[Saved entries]
+++++

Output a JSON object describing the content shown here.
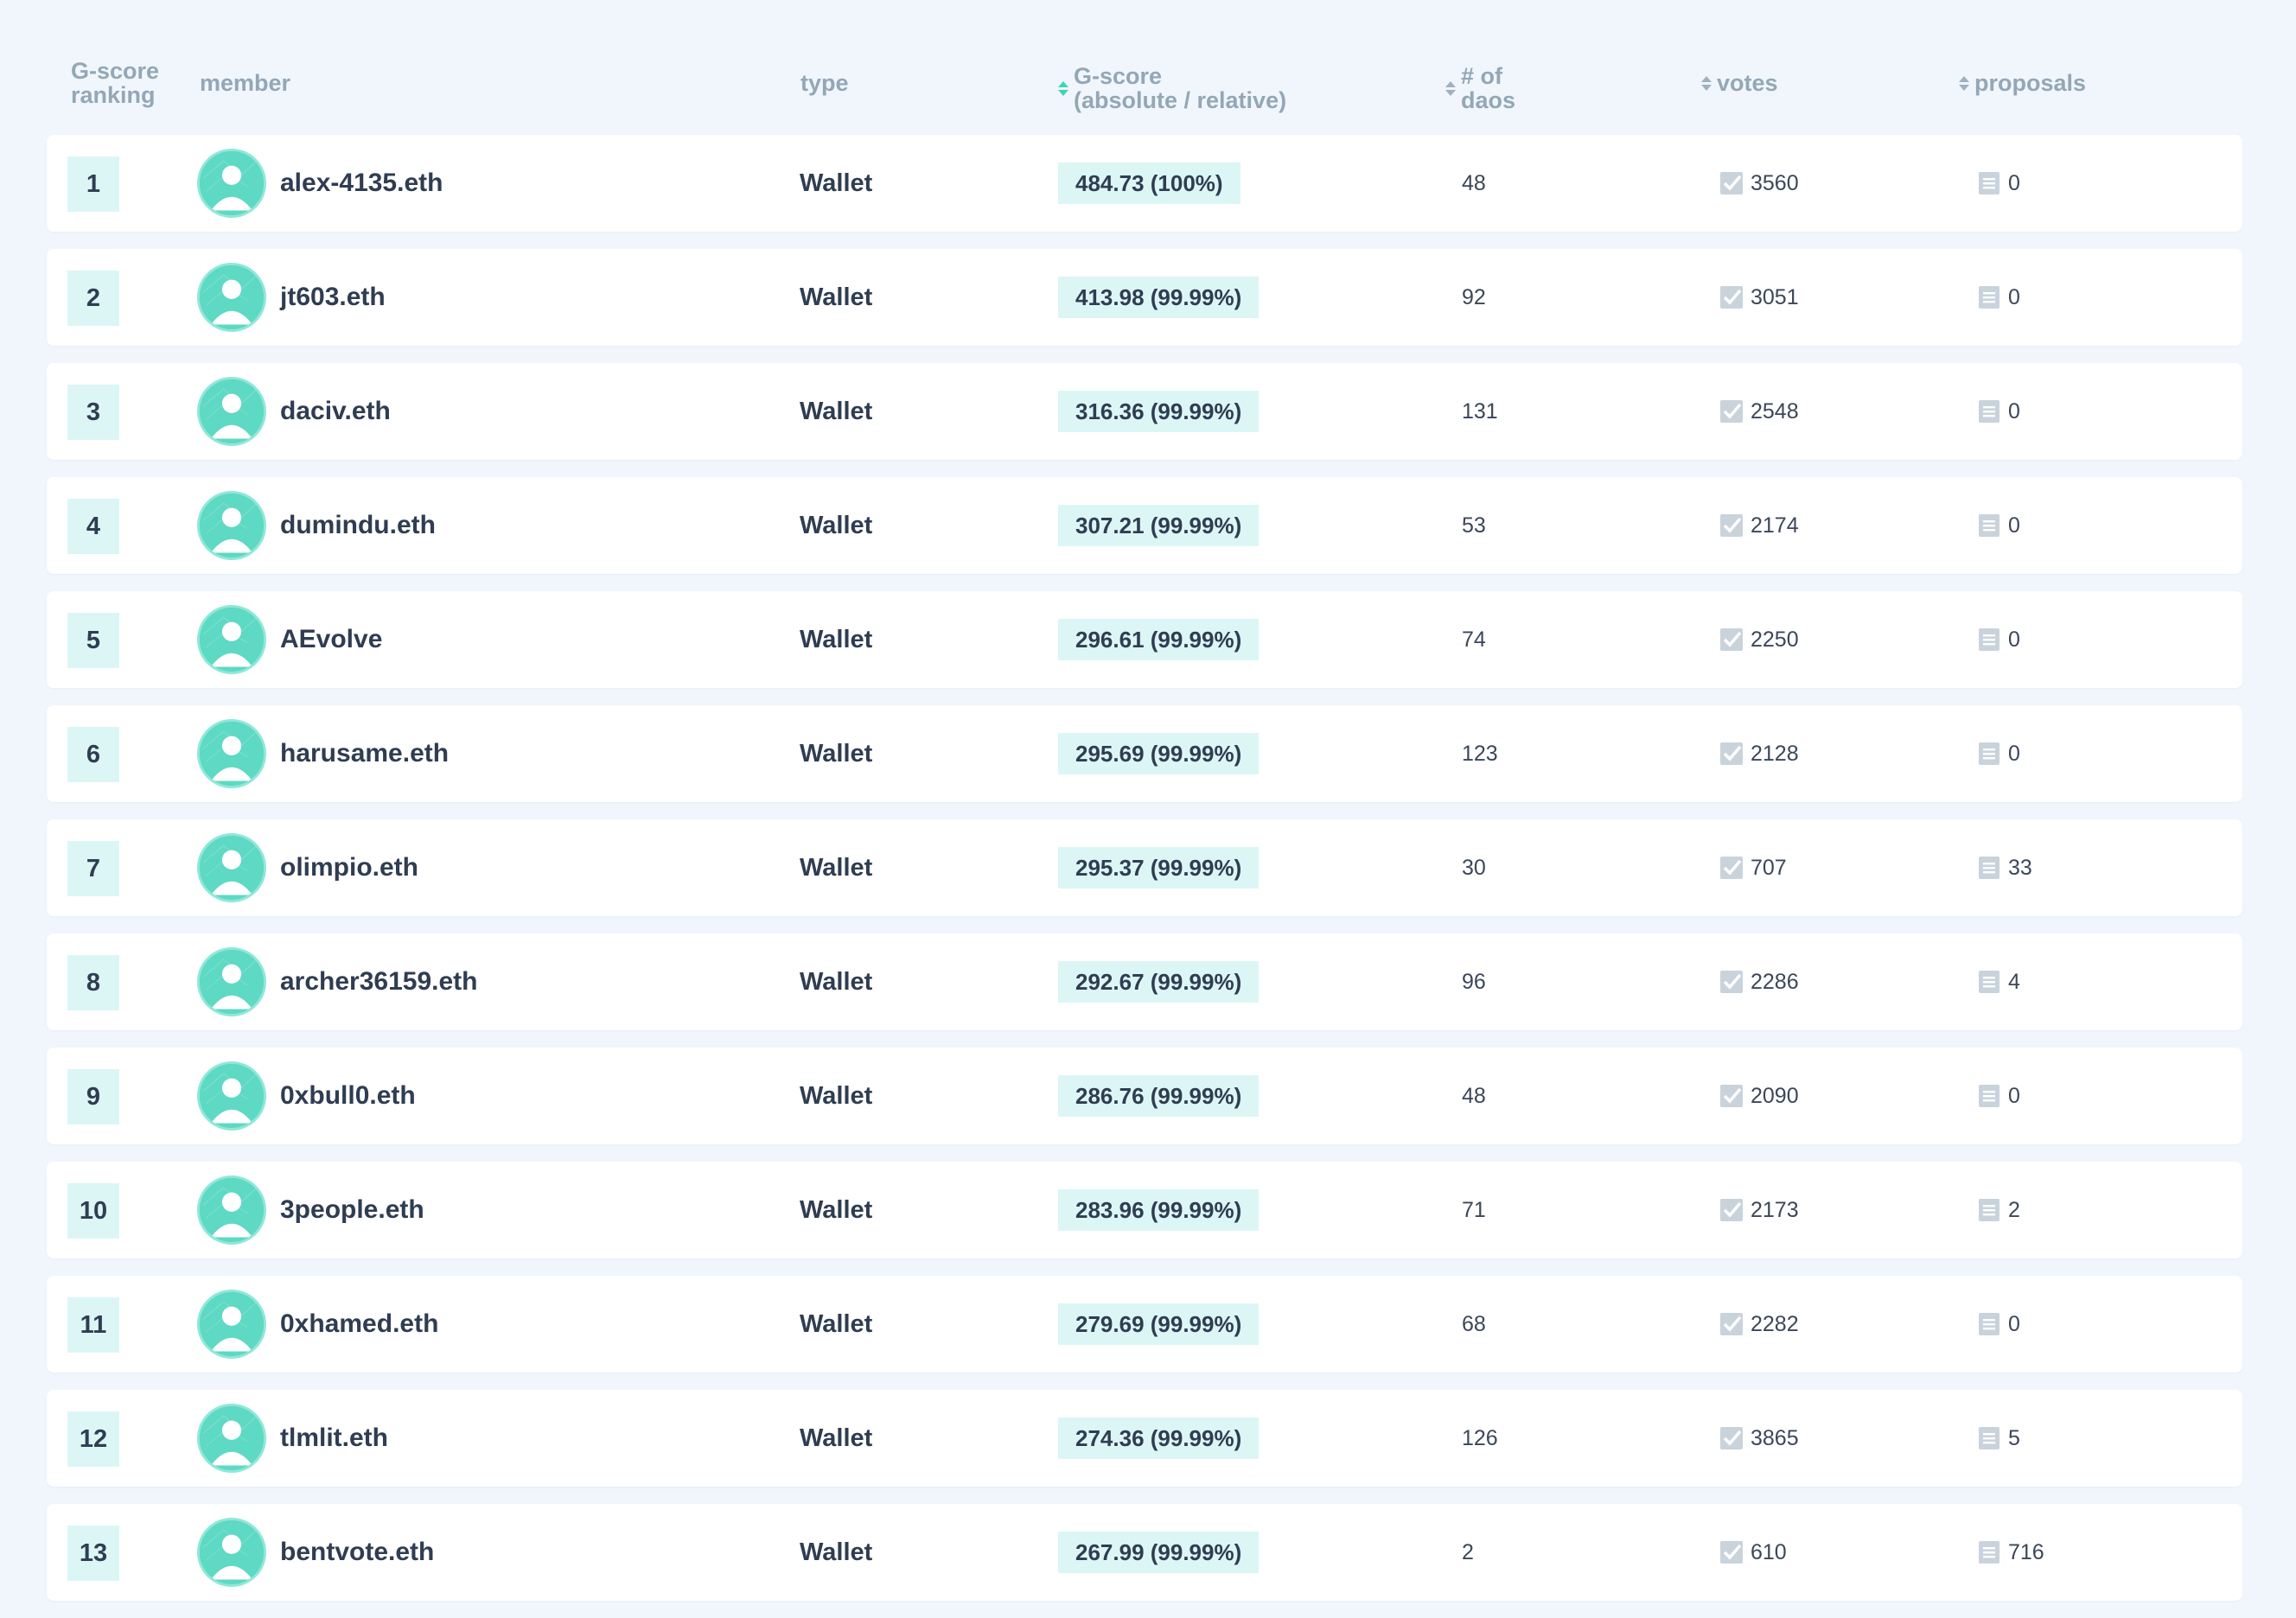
{
  "headers": {
    "ranking": "G-score\nranking",
    "member": "member",
    "type": "type",
    "gscore": "G-score\n(absolute / relative)",
    "daos": "# of\ndaos",
    "votes": "votes",
    "proposals": "proposals"
  },
  "colors": {
    "accent": "#3fd3b7",
    "badge_bg": "#dcf6f6",
    "page_bg": "#f1f6fc",
    "header_text": "#93a7b6"
  },
  "icons": {
    "avatar": "user-avatar-icon",
    "votes": "checkbox-checked-icon",
    "proposals": "document-icon",
    "sort": "sort-arrows-icon"
  },
  "rows": [
    {
      "rank": "1",
      "member": "alex-4135.eth",
      "type": "Wallet",
      "gscore": "484.73 (100%)",
      "daos": "48",
      "votes": "3560",
      "proposals": "0"
    },
    {
      "rank": "2",
      "member": "jt603.eth",
      "type": "Wallet",
      "gscore": "413.98 (99.99%)",
      "daos": "92",
      "votes": "3051",
      "proposals": "0"
    },
    {
      "rank": "3",
      "member": "daciv.eth",
      "type": "Wallet",
      "gscore": "316.36 (99.99%)",
      "daos": "131",
      "votes": "2548",
      "proposals": "0"
    },
    {
      "rank": "4",
      "member": "dumindu.eth",
      "type": "Wallet",
      "gscore": "307.21 (99.99%)",
      "daos": "53",
      "votes": "2174",
      "proposals": "0"
    },
    {
      "rank": "5",
      "member": "AEvolve",
      "type": "Wallet",
      "gscore": "296.61 (99.99%)",
      "daos": "74",
      "votes": "2250",
      "proposals": "0"
    },
    {
      "rank": "6",
      "member": "harusame.eth",
      "type": "Wallet",
      "gscore": "295.69 (99.99%)",
      "daos": "123",
      "votes": "2128",
      "proposals": "0"
    },
    {
      "rank": "7",
      "member": "olimpio.eth",
      "type": "Wallet",
      "gscore": "295.37 (99.99%)",
      "daos": "30",
      "votes": "707",
      "proposals": "33"
    },
    {
      "rank": "8",
      "member": "archer36159.eth",
      "type": "Wallet",
      "gscore": "292.67 (99.99%)",
      "daos": "96",
      "votes": "2286",
      "proposals": "4"
    },
    {
      "rank": "9",
      "member": "0xbull0.eth",
      "type": "Wallet",
      "gscore": "286.76 (99.99%)",
      "daos": "48",
      "votes": "2090",
      "proposals": "0"
    },
    {
      "rank": "10",
      "member": "3people.eth",
      "type": "Wallet",
      "gscore": "283.96 (99.99%)",
      "daos": "71",
      "votes": "2173",
      "proposals": "2"
    },
    {
      "rank": "11",
      "member": "0xhamed.eth",
      "type": "Wallet",
      "gscore": "279.69 (99.99%)",
      "daos": "68",
      "votes": "2282",
      "proposals": "0"
    },
    {
      "rank": "12",
      "member": "tlmlit.eth",
      "type": "Wallet",
      "gscore": "274.36 (99.99%)",
      "daos": "126",
      "votes": "3865",
      "proposals": "5"
    },
    {
      "rank": "13",
      "member": "bentvote.eth",
      "type": "Wallet",
      "gscore": "267.99 (99.99%)",
      "daos": "2",
      "votes": "610",
      "proposals": "716"
    }
  ]
}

+++++

Goal of the exercise =>
All of the data needs repeating exactly, but the pictures do not.

Complete response =>
Output a JSON object describing the content shown here.
{
  "headers": {
    "ranking": "G-score\nranking",
    "member": "member",
    "type": "type",
    "gscore": "G-score\n(absolute / relative)",
    "daos": "# of\ndaos",
    "votes": "votes",
    "proposals": "proposals"
  },
  "colors": {
    "accent": "#3fd3b7",
    "badge_bg": "#dcf6f6",
    "page_bg": "#f1f6fc",
    "header_text": "#93a7b6"
  },
  "icons": {
    "avatar": "user-avatar-icon",
    "votes": "checkbox-checked-icon",
    "proposals": "document-icon",
    "sort": "sort-arrows-icon"
  },
  "rows": [
    {
      "rank": "1",
      "member": "alex-4135.eth",
      "type": "Wallet",
      "gscore": "484.73 (100%)",
      "daos": "48",
      "votes": "3560",
      "proposals": "0"
    },
    {
      "rank": "2",
      "member": "jt603.eth",
      "type": "Wallet",
      "gscore": "413.98 (99.99%)",
      "daos": "92",
      "votes": "3051",
      "proposals": "0"
    },
    {
      "rank": "3",
      "member": "daciv.eth",
      "type": "Wallet",
      "gscore": "316.36 (99.99%)",
      "daos": "131",
      "votes": "2548",
      "proposals": "0"
    },
    {
      "rank": "4",
      "member": "dumindu.eth",
      "type": "Wallet",
      "gscore": "307.21 (99.99%)",
      "daos": "53",
      "votes": "2174",
      "proposals": "0"
    },
    {
      "rank": "5",
      "member": "AEvolve",
      "type": "Wallet",
      "gscore": "296.61 (99.99%)",
      "daos": "74",
      "votes": "2250",
      "proposals": "0"
    },
    {
      "rank": "6",
      "member": "harusame.eth",
      "type": "Wallet",
      "gscore": "295.69 (99.99%)",
      "daos": "123",
      "votes": "2128",
      "proposals": "0"
    },
    {
      "rank": "7",
      "member": "olimpio.eth",
      "type": "Wallet",
      "gscore": "295.37 (99.99%)",
      "daos": "30",
      "votes": "707",
      "proposals": "33"
    },
    {
      "rank": "8",
      "member": "archer36159.eth",
      "type": "Wallet",
      "gscore": "292.67 (99.99%)",
      "daos": "96",
      "votes": "2286",
      "proposals": "4"
    },
    {
      "rank": "9",
      "member": "0xbull0.eth",
      "type": "Wallet",
      "gscore": "286.76 (99.99%)",
      "daos": "48",
      "votes": "2090",
      "proposals": "0"
    },
    {
      "rank": "10",
      "member": "3people.eth",
      "type": "Wallet",
      "gscore": "283.96 (99.99%)",
      "daos": "71",
      "votes": "2173",
      "proposals": "2"
    },
    {
      "rank": "11",
      "member": "0xhamed.eth",
      "type": "Wallet",
      "gscore": "279.69 (99.99%)",
      "daos": "68",
      "votes": "2282",
      "proposals": "0"
    },
    {
      "rank": "12",
      "member": "tlmlit.eth",
      "type": "Wallet",
      "gscore": "274.36 (99.99%)",
      "daos": "126",
      "votes": "3865",
      "proposals": "5"
    },
    {
      "rank": "13",
      "member": "bentvote.eth",
      "type": "Wallet",
      "gscore": "267.99 (99.99%)",
      "daos": "2",
      "votes": "610",
      "proposals": "716"
    }
  ]
}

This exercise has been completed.